**Task to complete**
Write only the number of lines holding the string "Family".

**Given data**

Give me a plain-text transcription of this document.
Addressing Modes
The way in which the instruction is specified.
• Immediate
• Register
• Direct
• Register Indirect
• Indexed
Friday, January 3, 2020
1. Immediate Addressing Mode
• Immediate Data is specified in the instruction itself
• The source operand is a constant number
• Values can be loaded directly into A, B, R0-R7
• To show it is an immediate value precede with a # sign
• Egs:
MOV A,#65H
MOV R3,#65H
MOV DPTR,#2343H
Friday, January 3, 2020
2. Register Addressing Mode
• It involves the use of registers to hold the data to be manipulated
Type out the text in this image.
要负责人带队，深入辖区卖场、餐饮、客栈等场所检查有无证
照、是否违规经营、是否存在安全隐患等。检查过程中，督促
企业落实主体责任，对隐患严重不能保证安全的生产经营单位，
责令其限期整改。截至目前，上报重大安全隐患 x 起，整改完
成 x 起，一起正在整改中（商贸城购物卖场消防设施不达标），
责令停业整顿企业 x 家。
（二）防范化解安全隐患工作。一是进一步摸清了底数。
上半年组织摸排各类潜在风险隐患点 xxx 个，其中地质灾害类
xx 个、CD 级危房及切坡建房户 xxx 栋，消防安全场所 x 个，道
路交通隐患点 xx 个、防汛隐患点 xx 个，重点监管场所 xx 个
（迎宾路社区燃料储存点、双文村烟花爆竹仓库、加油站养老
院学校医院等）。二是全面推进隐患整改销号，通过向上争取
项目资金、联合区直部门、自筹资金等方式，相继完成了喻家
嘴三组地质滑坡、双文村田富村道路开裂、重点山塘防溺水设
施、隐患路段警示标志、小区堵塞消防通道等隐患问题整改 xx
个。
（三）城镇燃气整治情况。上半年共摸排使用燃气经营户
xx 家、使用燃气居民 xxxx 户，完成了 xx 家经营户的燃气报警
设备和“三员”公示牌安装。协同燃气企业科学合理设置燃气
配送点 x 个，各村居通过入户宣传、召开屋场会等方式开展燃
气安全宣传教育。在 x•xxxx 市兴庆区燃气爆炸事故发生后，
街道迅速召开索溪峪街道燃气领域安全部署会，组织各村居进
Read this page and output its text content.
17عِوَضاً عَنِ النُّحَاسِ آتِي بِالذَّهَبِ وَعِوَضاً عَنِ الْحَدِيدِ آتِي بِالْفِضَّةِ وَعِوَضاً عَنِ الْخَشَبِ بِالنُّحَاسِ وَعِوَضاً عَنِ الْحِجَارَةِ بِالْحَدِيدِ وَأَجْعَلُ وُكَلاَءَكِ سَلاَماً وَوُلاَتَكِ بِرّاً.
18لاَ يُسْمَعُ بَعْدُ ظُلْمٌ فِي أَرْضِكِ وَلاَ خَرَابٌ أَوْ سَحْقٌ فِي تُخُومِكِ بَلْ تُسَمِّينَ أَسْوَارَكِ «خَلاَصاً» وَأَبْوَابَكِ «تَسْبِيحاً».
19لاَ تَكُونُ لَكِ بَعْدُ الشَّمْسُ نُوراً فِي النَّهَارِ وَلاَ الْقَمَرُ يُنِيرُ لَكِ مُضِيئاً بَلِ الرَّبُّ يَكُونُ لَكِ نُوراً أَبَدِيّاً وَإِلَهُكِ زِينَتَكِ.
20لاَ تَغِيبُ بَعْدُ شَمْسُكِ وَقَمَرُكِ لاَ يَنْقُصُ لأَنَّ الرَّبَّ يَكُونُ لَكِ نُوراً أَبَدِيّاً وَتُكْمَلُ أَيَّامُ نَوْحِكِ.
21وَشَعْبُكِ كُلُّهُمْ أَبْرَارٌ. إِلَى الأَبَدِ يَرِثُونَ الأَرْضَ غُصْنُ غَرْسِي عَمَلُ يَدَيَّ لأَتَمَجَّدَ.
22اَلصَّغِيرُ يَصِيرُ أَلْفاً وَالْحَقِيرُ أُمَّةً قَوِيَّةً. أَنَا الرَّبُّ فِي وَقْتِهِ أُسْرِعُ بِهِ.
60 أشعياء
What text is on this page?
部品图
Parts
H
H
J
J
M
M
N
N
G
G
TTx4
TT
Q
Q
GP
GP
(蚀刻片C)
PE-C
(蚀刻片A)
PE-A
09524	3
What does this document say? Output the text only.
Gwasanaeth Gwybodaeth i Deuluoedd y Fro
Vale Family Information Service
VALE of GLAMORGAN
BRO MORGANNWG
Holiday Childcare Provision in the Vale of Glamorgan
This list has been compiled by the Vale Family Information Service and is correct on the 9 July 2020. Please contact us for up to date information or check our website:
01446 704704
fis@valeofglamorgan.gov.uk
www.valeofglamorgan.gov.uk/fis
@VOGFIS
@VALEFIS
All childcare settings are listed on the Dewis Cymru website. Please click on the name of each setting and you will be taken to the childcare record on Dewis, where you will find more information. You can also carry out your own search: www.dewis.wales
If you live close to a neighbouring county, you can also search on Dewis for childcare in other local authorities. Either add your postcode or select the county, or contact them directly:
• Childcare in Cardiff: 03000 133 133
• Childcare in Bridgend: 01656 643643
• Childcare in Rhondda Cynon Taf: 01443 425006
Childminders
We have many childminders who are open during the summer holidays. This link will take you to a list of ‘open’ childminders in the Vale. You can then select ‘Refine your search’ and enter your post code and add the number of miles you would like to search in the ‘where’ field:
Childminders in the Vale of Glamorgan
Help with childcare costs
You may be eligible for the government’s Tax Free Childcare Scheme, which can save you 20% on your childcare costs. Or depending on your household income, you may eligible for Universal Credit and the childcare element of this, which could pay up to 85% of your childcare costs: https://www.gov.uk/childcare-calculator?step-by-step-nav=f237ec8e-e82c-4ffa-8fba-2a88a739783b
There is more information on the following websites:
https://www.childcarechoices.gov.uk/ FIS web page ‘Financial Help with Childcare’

**Result of this task**
2